DATA FOR PROCESSING:

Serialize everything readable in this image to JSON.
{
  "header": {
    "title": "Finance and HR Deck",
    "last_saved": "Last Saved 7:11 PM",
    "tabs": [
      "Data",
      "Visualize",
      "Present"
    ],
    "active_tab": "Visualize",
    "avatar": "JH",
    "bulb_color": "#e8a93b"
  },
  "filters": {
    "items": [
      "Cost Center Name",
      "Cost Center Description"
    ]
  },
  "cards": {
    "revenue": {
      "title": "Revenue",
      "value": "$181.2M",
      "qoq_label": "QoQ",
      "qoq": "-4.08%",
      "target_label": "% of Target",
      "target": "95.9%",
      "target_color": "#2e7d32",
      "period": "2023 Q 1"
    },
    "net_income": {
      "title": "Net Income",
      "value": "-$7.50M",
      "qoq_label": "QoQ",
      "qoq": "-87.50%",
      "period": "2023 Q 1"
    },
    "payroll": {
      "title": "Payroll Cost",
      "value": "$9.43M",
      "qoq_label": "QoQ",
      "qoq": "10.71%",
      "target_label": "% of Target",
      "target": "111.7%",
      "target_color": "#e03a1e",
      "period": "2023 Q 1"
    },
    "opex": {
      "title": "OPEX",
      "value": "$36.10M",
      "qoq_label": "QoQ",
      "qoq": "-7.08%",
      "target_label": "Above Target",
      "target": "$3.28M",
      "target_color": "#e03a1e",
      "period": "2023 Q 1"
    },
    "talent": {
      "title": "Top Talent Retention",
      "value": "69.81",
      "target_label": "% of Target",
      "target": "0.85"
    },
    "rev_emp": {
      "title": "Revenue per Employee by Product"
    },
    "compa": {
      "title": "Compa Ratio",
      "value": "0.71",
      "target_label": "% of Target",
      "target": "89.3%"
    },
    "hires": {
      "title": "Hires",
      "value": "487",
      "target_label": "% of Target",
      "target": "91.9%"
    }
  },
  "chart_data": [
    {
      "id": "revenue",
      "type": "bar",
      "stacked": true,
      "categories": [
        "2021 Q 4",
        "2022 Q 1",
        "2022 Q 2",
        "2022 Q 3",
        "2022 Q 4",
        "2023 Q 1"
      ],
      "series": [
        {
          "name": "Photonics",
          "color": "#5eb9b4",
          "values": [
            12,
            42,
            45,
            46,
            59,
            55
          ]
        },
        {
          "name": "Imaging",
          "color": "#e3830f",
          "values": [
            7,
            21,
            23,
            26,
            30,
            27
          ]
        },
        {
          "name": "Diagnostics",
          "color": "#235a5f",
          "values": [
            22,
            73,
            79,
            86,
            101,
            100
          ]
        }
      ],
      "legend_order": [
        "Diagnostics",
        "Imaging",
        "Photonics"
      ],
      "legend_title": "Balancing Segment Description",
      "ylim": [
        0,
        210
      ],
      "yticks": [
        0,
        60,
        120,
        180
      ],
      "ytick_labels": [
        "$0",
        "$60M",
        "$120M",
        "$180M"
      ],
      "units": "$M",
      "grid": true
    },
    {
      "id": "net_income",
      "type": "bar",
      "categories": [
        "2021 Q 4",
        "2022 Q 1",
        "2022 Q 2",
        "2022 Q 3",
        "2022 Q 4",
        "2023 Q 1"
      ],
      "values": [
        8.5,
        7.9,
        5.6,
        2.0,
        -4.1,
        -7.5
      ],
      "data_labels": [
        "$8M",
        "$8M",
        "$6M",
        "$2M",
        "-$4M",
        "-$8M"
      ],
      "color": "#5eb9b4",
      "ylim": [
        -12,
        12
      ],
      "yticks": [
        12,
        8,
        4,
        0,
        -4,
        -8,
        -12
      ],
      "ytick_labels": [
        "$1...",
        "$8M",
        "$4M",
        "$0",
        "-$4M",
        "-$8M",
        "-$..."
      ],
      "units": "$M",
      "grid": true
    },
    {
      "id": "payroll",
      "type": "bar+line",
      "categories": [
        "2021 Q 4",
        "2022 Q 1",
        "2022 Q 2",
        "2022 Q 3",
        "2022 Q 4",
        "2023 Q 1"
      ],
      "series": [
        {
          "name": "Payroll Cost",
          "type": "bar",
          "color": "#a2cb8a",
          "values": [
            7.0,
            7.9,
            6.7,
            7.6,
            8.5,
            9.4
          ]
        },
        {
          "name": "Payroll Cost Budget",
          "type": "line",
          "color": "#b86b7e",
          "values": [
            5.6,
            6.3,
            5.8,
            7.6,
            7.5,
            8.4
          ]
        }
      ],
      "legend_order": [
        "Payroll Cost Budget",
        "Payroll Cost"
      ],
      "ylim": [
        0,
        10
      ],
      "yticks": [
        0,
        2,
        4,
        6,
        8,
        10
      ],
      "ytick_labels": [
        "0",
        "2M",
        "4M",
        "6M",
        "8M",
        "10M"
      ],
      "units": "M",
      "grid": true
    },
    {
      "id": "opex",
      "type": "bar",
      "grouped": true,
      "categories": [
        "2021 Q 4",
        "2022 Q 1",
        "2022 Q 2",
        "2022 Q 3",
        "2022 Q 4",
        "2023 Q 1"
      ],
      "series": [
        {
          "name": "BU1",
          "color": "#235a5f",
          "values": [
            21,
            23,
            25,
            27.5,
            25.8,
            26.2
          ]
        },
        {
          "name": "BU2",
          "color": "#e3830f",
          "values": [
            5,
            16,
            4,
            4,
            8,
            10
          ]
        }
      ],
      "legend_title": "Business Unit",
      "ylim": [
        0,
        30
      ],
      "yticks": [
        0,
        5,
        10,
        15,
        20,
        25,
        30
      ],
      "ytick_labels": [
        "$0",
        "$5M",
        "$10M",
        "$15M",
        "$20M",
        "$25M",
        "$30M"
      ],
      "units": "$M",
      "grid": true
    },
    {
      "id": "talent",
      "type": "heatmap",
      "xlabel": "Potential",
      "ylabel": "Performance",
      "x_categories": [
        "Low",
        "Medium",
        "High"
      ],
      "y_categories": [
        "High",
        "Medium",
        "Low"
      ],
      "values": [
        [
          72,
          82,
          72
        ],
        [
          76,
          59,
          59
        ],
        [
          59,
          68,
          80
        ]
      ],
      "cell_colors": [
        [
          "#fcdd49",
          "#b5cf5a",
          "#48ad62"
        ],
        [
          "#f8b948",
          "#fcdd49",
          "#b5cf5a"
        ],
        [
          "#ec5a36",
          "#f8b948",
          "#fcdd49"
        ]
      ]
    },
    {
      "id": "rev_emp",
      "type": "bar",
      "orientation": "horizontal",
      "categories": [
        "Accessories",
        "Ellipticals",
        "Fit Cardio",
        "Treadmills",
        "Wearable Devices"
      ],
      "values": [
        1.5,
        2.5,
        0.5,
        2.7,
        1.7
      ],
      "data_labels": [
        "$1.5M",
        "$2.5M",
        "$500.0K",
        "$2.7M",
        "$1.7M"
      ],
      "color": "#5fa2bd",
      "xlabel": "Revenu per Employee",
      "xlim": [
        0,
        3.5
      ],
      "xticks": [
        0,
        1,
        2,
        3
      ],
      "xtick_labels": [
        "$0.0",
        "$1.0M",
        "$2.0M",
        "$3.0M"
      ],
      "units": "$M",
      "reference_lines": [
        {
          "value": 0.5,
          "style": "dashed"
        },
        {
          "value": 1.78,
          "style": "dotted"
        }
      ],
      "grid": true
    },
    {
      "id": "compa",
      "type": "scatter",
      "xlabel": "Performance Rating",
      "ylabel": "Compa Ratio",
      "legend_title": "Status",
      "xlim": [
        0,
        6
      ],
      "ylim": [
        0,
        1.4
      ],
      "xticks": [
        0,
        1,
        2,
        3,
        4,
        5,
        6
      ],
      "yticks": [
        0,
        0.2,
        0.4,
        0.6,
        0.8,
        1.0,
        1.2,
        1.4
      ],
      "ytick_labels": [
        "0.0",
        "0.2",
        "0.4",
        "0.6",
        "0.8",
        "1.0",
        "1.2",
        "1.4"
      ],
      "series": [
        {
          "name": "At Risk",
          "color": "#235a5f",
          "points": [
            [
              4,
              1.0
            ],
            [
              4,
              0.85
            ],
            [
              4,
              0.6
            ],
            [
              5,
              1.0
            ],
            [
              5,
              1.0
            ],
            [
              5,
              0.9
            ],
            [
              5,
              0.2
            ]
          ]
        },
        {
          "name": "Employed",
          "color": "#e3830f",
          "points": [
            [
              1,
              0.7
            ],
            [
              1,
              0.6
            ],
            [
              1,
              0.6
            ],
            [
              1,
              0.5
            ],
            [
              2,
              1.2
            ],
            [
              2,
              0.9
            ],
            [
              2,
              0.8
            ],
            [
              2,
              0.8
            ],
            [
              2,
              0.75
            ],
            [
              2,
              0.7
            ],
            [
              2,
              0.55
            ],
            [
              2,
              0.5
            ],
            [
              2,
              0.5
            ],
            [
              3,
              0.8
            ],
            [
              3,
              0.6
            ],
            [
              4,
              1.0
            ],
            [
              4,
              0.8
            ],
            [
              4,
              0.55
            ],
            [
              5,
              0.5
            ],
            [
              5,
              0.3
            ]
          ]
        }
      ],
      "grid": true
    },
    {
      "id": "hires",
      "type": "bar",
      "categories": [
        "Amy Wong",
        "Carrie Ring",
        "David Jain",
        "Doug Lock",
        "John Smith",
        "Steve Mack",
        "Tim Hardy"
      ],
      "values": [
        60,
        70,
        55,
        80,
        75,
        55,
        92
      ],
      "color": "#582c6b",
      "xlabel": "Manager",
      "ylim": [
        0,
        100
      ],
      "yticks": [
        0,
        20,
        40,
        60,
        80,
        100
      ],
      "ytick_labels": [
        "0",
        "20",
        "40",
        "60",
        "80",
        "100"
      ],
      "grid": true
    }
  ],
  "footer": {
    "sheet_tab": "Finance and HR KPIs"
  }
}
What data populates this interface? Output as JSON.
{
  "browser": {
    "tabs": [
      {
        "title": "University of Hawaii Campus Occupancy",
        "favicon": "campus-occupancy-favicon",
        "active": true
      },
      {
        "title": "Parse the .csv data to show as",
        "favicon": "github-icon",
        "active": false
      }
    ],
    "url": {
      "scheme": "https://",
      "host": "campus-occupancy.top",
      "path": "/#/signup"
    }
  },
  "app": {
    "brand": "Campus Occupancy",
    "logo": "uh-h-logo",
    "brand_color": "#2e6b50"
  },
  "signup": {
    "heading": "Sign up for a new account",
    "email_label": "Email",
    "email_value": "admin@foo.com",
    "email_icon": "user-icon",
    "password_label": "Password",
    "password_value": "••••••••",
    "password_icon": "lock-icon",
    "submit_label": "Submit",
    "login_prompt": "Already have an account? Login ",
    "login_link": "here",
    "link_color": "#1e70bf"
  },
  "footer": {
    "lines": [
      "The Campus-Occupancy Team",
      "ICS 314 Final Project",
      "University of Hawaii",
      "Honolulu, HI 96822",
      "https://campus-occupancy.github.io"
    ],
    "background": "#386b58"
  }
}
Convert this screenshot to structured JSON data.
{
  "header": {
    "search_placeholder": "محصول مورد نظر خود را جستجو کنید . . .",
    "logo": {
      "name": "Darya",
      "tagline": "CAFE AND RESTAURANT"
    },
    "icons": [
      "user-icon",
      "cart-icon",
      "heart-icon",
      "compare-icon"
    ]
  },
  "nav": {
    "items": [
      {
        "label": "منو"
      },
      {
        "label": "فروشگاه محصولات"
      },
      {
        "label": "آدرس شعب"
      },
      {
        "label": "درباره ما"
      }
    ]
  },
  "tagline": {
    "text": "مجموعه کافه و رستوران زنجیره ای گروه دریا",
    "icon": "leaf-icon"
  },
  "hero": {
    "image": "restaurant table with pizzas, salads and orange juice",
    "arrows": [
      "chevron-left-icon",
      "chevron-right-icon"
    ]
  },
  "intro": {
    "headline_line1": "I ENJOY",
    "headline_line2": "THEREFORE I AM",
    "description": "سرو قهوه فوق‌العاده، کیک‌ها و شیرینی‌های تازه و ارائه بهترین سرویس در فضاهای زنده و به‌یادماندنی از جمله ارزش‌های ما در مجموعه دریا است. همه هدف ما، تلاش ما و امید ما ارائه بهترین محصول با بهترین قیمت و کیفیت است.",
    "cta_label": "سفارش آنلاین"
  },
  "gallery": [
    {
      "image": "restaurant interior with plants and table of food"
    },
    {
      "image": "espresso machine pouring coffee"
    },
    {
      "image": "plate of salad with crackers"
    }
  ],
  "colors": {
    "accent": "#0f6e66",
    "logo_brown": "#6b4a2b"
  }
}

WHAT THIS TASK INVOLVES: Reproduce only those lines of the entries above that run from the line with "Convert this screenshot" to the final line.

RESULT OF THE TASK:
Convert this screenshot to structured JSON data.
{
  "header": {
    "search_placeholder": "محصول مورد نظر خود را جستجو کنید . . .",
    "logo": {
      "name": "Darya",
      "tagline": "CAFE AND RESTAURANT"
    },
    "icons": [
      "user-icon",
      "cart-icon",
      "heart-icon",
      "compare-icon"
    ]
  },
  "nav": {
    "items": [
      {
        "label": "منو"
      },
      {
        "label": "فروشگاه محصولات"
      },
      {
        "label": "آدرس شعب"
      },
      {
        "label": "درباره ما"
      }
    ]
  },
  "tagline": {
    "text": "مجموعه کافه و رستوران زنجیره ای گروه دریا",
    "icon": "leaf-icon"
  },
  "hero": {
    "image": "restaurant table with pizzas, salads and orange juice",
    "arrows": [
      "chevron-left-icon",
      "chevron-right-icon"
    ]
  },
  "intro": {
    "headline_line1": "I ENJOY",
    "headline_line2": "THEREFORE I AM",
    "description": "سرو قهوه فوق‌العاده، کیک‌ها و شیرینی‌های تازه و ارائه بهترین سرویس در فضاهای زنده و به‌یادماندنی از جمله ارزش‌های ما در مجموعه دریا است. همه هدف ما، تلاش ما و امید ما ارائه بهترین محصول با بهترین قیمت و کیفیت است.",
    "cta_label": "سفارش آنلاین"
  },
  "gallery": [
    {
      "image": "restaurant interior with plants and table of food"
    },
    {
      "image": "espresso machine pouring coffee"
    },
    {
      "image": "plate of salad with crackers"
    }
  ],
  "colors": {
    "accent": "#0f6e66",
    "logo_brown": "#6b4a2b"
  }
}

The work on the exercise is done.